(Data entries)

———

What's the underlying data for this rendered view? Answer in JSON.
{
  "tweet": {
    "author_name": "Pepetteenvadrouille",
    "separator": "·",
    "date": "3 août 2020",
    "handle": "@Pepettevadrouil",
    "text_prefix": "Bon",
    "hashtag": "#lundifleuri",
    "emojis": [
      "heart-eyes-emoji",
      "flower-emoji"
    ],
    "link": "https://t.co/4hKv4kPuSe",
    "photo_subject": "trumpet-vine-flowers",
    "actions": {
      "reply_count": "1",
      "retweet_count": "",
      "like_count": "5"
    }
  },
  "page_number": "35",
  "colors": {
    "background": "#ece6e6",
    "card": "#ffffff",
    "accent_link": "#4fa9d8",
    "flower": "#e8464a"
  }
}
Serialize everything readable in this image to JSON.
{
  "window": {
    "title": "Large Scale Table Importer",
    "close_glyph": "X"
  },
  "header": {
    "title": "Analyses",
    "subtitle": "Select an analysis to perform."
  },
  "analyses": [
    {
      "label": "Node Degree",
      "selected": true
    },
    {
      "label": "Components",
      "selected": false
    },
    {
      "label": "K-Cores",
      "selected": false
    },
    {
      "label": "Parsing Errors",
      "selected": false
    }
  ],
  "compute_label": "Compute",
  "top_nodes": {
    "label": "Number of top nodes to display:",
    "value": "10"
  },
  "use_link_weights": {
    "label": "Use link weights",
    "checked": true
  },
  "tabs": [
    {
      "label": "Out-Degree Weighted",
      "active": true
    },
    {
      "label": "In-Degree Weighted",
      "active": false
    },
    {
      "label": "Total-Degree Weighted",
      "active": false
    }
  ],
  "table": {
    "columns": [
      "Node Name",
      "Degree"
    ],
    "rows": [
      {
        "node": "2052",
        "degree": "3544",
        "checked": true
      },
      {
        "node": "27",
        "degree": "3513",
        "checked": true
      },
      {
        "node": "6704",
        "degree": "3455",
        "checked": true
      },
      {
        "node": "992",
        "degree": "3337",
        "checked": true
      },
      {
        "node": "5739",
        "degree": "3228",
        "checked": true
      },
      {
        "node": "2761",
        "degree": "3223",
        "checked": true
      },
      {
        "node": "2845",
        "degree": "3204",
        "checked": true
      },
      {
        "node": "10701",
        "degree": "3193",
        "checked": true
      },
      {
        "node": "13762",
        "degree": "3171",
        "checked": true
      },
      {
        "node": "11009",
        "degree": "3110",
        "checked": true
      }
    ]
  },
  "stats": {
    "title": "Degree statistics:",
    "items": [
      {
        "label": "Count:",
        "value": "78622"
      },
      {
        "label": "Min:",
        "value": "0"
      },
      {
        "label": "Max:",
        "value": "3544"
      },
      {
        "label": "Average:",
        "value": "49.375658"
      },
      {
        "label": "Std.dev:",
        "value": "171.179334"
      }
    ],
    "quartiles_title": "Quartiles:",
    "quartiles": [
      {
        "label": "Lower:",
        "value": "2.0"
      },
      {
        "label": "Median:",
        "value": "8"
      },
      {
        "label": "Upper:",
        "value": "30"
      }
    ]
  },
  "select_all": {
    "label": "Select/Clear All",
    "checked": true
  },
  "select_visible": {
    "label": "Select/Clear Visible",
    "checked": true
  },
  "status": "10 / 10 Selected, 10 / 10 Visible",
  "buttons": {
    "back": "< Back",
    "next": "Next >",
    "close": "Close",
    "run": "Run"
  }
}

———

REQUIRED WORK
Return every line of the material exactly.

RESULT OF THE EXERCISE
What's the underlying data for this rendered view? Answer in JSON.
{
  "tweet": {
    "author_name": "Pepetteenvadrouille",
    "separator": "·",
    "date": "3 août 2020",
    "handle": "@Pepettevadrouil",
    "text_prefix": "Bon",
    "hashtag": "#lundifleuri",
    "emojis": [
      "heart-eyes-emoji",
      "flower-emoji"
    ],
    "link": "https://t.co/4hKv4kPuSe",
    "photo_subject": "trumpet-vine-flowers",
    "actions": {
      "reply_count": "1",
      "retweet_count": "",
      "like_count": "5"
    }
  },
  "page_number": "35",
  "colors": {
    "background": "#ece6e6",
    "card": "#ffffff",
    "accent_link": "#4fa9d8",
    "flower": "#e8464a"
  }
}
Serialize everything readable in this image to JSON.
{
  "window": {
    "title": "Large Scale Table Importer",
    "close_glyph": "X"
  },
  "header": {
    "title": "Analyses",
    "subtitle": "Select an analysis to perform."
  },
  "analyses": [
    {
      "label": "Node Degree",
      "selected": true
    },
    {
      "label": "Components",
      "selected": false
    },
    {
      "label": "K-Cores",
      "selected": false
    },
    {
      "label": "Parsing Errors",
      "selected": false
    }
  ],
  "compute_label": "Compute",
  "top_nodes": {
    "label": "Number of top nodes to display:",
    "value": "10"
  },
  "use_link_weights": {
    "label": "Use link weights",
    "checked": true
  },
  "tabs": [
    {
      "label": "Out-Degree Weighted",
      "active": true
    },
    {
      "label": "In-Degree Weighted",
      "active": false
    },
    {
      "label": "Total-Degree Weighted",
      "active": false
    }
  ],
  "table": {
    "columns": [
      "Node Name",
      "Degree"
    ],
    "rows": [
      {
        "node": "2052",
        "degree": "3544",
        "checked": true
      },
      {
        "node": "27",
        "degree": "3513",
        "checked": true
      },
      {
        "node": "6704",
        "degree": "3455",
        "checked": true
      },
      {
        "node": "992",
        "degree": "3337",
        "checked": true
      },
      {
        "node": "5739",
        "degree": "3228",
        "checked": true
      },
      {
        "node": "2761",
        "degree": "3223",
        "checked": true
      },
      {
        "node": "2845",
        "degree": "3204",
        "checked": true
      },
      {
        "node": "10701",
        "degree": "3193",
        "checked": true
      },
      {
        "node": "13762",
        "degree": "3171",
        "checked": true
      },
      {
        "node": "11009",
        "degree": "3110",
        "checked": true
      }
    ]
  },
  "stats": {
    "title": "Degree statistics:",
    "items": [
      {
        "label": "Count:",
        "value": "78622"
      },
      {
        "label": "Min:",
        "value": "0"
      },
      {
        "label": "Max:",
        "value": "3544"
      },
      {
        "label": "Average:",
        "value": "49.375658"
      },
      {
        "label": "Std.dev:",
        "value": "171.179334"
      }
    ],
    "quartiles_title": "Quartiles:",
    "quartiles": [
      {
        "label": "Lower:",
        "value": "2.0"
      },
      {
        "label": "Median:",
        "value": "8"
      },
      {
        "label": "Upper:",
        "value": "30"
      }
    ]
  },
  "select_all": {
    "label": "Select/Clear All",
    "checked": true
  },
  "select_visible": {
    "label": "Select/Clear Visible",
    "checked": true
  },
  "status": "10 / 10 Selected, 10 / 10 Visible",
  "buttons": {
    "back": "< Back",
    "next": "Next >",
    "close": "Close",
    "run": "Run"
  }
}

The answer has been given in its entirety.